WORK ORDER 1:
According to the "Junior Bonner" review, what three things is McQueen's character looking to do when he arrives in Prescott, Arizona?
WORK ORDER 2:
Answer these questions using the "Junior Bonner" review:
(a) What left McQueen's character busted up at the start of the movie?
(b) In which film did Robert Preston use the same overdone vocal style?
(c) What does the father do with his son's horse?
WORK ORDER 3:
Continue the "Junior Bonner" review from its last sentence.

Start of STUDY TEXT

Still, the piece has a beautiful structure, aided and abetted by four perfectly cast actors as the Family Bonner:
McQueen, of course, who starts the movie busted up and shirtless (yea, girls) from a bad bull ride, and who arrives in Prescott, Arizona, looking to ride that bull again in the annual rodeo, see his parental family (who live there)and hook up with his daddy, who is played by
Robert Preston, a bigger-than-life movie star who invests "Junior Bonner" with the same kind of wonderfully overdone vocal style he used in "The Music Man," but who somehow seems RIGHT in his flourish. He also believably looks like a cool, tough guy who could sire Steve McQueen.
The beautiful first 40 minutes of the movie find McQueen looking to meet his dad (who is laid up in a hospital bed from a drunk drive crash), while his dad keeps just missing being met. McQueen looks forever for his dad before finding him sleeping in his hospital bed. McQueen agrees to come back the next morning, but before he can return, Preston flies the coop ("I'll find him, or he'll find me.") McQueen goes to get his horse, and finds his dad has "stolen it" to ride in the Prescott rodeo parade. Finally, the two men find each other, and father invites son to ride WITH him on the horse. It is a hugely warm and personal moment -- with two great stars playing father and son in perfectly warm accord-- and there's still a lot of movie left.

End of STUDY TEXT
Start of EXTRACTED RECORDS

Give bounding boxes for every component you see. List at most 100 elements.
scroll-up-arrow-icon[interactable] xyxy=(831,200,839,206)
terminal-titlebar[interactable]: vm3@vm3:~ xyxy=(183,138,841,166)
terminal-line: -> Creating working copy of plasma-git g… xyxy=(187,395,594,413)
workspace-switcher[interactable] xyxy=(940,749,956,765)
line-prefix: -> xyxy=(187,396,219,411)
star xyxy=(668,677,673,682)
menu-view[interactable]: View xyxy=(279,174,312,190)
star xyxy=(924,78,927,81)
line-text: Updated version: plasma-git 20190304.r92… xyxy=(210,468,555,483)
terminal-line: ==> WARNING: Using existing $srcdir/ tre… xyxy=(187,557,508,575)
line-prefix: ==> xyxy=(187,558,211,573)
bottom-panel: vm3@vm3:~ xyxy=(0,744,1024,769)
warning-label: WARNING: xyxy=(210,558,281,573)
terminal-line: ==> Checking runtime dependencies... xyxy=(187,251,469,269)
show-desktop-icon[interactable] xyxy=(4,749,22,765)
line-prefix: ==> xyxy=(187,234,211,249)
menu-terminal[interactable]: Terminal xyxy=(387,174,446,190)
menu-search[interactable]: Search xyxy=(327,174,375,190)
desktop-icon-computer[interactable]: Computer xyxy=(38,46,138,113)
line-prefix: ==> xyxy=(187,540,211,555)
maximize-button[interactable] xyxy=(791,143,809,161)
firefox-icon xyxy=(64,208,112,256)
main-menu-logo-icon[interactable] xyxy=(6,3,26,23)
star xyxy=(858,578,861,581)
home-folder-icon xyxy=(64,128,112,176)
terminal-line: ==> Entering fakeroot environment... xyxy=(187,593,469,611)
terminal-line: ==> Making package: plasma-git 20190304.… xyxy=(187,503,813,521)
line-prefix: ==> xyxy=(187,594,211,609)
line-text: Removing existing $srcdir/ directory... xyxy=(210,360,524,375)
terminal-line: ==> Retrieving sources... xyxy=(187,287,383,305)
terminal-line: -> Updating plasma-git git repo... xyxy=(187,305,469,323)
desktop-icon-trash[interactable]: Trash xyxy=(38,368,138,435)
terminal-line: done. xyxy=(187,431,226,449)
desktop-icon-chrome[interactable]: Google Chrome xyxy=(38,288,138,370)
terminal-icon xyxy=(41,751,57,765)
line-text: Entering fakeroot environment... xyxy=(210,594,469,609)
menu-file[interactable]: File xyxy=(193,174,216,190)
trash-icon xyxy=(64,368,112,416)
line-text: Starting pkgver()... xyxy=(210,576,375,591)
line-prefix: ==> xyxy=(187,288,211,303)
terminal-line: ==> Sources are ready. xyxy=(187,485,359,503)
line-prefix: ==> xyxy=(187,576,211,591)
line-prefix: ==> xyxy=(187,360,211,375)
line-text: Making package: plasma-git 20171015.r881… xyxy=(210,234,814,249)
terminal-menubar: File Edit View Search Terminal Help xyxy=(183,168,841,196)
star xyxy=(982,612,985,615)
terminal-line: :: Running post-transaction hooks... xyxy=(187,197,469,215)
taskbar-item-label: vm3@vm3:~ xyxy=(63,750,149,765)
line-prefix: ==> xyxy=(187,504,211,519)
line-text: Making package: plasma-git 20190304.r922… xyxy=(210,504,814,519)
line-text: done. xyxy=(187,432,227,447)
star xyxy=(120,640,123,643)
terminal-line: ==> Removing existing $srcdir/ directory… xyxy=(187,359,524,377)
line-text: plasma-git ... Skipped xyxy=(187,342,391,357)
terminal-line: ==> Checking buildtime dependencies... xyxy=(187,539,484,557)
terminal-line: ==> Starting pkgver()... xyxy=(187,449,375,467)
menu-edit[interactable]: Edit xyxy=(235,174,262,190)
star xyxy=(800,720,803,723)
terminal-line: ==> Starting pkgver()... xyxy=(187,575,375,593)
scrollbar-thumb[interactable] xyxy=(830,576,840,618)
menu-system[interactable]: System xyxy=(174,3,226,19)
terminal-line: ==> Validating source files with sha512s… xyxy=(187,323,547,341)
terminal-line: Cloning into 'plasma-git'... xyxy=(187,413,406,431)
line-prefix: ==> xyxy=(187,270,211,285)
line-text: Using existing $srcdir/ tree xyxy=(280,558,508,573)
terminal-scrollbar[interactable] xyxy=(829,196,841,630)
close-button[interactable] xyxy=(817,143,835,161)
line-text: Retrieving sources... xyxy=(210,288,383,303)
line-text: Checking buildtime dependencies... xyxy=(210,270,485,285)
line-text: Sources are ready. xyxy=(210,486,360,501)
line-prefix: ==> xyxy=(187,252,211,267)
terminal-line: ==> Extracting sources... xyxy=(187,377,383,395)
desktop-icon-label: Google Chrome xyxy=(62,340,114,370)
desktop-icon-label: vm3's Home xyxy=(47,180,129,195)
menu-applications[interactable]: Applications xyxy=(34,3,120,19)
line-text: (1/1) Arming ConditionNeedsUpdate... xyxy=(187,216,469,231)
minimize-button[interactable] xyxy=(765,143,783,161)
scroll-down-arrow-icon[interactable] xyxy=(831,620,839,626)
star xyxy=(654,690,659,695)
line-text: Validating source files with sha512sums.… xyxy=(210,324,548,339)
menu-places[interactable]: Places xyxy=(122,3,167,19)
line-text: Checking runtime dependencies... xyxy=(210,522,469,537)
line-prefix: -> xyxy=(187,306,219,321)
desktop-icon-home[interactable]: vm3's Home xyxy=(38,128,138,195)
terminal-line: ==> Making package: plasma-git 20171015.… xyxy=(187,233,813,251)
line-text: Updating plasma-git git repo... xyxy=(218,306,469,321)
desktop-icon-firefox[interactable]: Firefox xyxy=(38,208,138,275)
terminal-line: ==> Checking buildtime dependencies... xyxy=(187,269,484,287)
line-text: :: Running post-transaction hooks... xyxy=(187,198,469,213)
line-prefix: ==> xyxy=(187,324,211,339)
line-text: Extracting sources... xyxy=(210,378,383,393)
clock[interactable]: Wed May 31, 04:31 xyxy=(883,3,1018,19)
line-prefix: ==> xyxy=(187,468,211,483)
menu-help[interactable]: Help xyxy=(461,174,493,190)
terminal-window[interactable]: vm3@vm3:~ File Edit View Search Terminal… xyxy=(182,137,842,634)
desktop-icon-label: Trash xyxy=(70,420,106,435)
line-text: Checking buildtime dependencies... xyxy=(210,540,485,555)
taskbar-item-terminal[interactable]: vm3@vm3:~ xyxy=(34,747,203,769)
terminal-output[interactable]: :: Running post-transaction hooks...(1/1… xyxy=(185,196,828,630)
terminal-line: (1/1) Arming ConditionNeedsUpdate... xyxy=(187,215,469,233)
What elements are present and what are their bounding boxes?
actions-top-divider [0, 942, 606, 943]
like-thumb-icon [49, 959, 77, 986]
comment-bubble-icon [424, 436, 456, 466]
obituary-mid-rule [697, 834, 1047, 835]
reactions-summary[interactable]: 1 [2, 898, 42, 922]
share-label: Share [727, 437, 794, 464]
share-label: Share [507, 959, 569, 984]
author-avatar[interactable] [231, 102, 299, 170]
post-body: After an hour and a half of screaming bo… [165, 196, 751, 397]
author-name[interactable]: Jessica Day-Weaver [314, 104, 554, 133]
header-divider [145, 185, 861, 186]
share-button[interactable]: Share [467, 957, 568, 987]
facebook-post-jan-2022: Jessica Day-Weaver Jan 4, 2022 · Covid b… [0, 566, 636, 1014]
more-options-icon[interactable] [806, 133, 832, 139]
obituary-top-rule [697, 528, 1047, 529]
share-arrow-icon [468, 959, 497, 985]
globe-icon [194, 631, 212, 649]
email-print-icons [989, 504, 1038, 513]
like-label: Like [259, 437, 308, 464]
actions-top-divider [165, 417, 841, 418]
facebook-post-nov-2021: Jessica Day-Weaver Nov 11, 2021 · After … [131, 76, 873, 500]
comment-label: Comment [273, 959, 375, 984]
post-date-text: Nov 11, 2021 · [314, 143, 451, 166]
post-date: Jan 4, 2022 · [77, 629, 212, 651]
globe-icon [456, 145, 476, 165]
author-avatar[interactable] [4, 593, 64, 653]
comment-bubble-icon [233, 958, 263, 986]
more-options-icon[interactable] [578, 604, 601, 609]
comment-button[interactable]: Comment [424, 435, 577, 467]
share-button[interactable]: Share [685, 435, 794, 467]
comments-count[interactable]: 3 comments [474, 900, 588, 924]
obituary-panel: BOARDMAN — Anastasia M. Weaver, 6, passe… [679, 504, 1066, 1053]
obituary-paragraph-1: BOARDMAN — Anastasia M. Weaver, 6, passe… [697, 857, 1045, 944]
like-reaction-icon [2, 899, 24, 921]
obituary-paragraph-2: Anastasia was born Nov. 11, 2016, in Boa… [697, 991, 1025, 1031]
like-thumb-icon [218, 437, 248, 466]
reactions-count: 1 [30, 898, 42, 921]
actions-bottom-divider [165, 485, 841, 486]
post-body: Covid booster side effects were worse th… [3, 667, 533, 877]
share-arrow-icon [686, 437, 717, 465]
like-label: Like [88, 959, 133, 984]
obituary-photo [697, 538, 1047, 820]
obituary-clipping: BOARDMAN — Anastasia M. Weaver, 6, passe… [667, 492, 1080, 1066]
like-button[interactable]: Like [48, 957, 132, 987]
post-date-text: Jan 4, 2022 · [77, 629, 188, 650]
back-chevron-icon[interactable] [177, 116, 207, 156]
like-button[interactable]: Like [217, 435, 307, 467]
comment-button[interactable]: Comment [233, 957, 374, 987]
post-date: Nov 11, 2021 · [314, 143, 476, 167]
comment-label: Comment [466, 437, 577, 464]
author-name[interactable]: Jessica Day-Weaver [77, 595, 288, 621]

End of EXTRACTED RECORDS

ANSWER BOX 1:
Ride that bull again in the annual rodeo
See his parental family
Hook up with his daddy

ANSWER BOX 2:
(a) A bad bull ride.
(b) "The Music Man."
(c) He takes it to ride in the Prescott rodeo parade.

ANSWER BOX 3:
Before finding his papa, McQueen finds his mama -- perfectly played by 40's/50's survivor Ida Lupino (one of the first major PRODUCER-DIRECTORS in Hollywood; fitting to see her in a film by the talented Peckinpah, who worked for Lupino in televisin.) She's estranged from the lady-chasing n'er do-well Preston, but clearly loves him still.
And then there's McQueen's younger brother, played by Joe Don Baker as a money-hungry real estate promoter who is, nonetheless, the only true success in the Bonner family. One figures without him, they'd all starve. But that doesn't stop McQueen from punching Baker through a window when the latter says "you don't want to end up like (dad Preston.)" Nor does it stop Baker from eventually punching McQueen back ("I'm gonna kick your ass," Baker warns, to which McQueen replies: "Somebody's going to, and it won't be the first time.")The brothers are wary of each other, but they care enough.
With McQueen, Preston, Lupino and Baker in place, "Junior Bonner" moves effortlessly to real emotional involvement. These people LOOK like a family. McQueen and Baker look like they could be brothers. Lupino and Preston look like they could be their parents.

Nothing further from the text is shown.